Task goal: Give a count of the lines below that have the string "يتزوج" in them, with no other words.

Recorded data:
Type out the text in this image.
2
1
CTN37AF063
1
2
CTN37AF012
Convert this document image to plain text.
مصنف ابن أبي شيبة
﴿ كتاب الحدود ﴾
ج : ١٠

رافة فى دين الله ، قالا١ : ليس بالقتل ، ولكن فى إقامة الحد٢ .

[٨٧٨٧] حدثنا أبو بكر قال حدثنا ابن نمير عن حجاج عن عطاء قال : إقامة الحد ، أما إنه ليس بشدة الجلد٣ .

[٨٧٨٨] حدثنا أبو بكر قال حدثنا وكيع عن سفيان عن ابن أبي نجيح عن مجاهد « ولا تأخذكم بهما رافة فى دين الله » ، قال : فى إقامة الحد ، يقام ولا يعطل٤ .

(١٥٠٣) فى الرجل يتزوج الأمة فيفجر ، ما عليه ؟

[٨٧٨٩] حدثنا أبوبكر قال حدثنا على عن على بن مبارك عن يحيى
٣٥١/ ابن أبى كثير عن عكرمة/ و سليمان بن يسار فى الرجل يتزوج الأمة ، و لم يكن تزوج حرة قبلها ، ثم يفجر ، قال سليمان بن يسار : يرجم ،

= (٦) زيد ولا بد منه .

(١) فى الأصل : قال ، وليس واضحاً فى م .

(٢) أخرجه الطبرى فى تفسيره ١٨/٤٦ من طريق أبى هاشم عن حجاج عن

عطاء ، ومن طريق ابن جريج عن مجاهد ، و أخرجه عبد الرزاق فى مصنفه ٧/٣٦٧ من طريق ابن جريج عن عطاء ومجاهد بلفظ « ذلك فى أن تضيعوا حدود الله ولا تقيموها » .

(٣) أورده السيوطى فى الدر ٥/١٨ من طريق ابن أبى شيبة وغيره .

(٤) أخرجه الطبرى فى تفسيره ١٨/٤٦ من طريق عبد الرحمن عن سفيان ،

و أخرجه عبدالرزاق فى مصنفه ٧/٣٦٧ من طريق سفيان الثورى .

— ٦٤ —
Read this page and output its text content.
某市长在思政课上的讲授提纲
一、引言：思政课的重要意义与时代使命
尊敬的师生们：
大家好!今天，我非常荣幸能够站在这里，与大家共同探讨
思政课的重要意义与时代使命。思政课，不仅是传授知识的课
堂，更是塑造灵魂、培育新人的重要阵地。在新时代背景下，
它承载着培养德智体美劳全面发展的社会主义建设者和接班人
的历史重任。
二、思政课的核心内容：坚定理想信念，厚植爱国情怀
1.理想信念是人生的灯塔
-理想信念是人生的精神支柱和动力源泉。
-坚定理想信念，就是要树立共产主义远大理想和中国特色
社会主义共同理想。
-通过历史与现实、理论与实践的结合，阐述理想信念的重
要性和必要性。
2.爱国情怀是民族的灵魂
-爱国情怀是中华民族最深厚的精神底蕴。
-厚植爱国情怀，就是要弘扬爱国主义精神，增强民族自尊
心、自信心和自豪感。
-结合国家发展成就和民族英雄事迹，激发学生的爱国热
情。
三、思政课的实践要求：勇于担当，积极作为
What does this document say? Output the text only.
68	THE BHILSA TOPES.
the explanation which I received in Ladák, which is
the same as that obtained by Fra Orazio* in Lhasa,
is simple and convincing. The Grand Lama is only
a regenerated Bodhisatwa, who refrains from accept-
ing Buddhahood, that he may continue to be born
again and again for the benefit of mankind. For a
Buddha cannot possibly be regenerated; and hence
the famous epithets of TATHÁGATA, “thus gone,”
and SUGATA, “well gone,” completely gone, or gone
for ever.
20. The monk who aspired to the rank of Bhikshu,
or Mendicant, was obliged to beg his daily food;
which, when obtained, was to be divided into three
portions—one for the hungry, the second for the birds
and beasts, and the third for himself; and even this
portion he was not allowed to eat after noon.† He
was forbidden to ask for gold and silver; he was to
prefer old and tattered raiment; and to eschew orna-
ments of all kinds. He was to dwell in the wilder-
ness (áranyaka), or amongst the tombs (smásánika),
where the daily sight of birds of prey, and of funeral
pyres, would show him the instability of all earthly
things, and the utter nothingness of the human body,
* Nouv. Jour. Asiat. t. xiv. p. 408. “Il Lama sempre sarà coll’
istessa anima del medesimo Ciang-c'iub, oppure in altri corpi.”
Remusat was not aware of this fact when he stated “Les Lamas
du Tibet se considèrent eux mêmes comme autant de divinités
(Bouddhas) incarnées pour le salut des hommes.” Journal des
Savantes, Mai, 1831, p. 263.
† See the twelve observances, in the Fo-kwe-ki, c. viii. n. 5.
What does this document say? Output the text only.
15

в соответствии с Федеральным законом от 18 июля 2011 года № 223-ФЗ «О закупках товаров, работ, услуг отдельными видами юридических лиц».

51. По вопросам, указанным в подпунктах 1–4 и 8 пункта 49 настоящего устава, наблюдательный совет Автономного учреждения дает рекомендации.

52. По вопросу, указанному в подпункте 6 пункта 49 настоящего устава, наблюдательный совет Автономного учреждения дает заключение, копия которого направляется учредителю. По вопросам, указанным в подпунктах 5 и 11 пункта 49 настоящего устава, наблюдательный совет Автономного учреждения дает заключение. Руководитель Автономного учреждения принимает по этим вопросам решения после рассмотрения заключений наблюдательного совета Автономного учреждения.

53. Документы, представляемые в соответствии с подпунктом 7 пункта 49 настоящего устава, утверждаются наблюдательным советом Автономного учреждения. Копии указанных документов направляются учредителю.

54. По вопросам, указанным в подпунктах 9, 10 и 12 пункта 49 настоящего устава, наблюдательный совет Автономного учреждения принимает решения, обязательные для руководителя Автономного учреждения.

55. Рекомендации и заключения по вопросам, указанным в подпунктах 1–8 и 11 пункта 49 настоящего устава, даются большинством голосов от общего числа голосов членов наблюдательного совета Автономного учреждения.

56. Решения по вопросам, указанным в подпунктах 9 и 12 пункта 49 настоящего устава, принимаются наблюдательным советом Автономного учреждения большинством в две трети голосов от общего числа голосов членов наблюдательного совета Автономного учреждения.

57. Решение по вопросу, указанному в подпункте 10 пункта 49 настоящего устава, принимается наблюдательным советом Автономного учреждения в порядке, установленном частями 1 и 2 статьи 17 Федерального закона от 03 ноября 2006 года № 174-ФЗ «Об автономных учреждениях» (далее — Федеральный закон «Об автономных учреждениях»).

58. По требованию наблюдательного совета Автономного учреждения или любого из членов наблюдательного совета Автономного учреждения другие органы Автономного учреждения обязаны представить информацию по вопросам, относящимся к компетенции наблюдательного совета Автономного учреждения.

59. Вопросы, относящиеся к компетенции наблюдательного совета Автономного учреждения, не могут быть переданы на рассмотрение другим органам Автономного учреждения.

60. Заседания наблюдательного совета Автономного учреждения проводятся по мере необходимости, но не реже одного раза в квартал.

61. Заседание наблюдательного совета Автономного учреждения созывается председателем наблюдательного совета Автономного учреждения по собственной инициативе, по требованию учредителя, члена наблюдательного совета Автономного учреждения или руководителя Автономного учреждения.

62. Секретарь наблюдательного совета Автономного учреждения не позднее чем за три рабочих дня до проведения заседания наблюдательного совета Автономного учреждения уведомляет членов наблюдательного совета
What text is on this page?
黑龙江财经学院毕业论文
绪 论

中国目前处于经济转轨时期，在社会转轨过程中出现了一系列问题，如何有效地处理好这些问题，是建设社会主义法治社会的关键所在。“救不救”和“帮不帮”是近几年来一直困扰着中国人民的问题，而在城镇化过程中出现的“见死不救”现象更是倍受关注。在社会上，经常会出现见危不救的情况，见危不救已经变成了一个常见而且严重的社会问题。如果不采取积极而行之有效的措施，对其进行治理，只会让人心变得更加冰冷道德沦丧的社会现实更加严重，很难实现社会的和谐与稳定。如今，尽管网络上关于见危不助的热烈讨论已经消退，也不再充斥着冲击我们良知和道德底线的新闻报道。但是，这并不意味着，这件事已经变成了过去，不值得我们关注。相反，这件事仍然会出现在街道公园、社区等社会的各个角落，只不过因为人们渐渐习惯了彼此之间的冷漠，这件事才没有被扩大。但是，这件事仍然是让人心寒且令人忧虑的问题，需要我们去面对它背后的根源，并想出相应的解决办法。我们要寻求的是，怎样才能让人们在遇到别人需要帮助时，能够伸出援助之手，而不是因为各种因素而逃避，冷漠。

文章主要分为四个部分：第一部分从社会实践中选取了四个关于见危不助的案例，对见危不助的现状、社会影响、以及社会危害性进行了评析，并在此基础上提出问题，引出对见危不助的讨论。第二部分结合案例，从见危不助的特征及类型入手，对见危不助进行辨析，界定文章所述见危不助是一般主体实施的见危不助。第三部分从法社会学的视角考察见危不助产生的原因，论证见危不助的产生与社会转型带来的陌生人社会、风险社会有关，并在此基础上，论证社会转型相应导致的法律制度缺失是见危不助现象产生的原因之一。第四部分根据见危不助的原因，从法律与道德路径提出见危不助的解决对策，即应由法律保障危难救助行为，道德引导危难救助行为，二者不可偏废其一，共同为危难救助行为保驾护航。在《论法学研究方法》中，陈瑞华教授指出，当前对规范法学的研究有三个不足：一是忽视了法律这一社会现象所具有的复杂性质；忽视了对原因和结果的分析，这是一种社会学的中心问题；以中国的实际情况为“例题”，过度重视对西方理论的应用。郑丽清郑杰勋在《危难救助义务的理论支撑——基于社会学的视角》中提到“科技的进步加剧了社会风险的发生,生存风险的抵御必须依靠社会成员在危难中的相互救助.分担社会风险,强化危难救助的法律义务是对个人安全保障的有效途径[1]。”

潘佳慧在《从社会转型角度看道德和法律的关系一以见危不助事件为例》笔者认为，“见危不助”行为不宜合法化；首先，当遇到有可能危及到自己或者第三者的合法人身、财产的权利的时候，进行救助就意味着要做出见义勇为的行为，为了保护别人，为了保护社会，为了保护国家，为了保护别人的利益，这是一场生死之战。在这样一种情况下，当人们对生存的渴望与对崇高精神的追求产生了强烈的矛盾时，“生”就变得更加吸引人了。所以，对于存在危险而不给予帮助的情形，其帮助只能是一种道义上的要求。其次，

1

Solution to this task: 2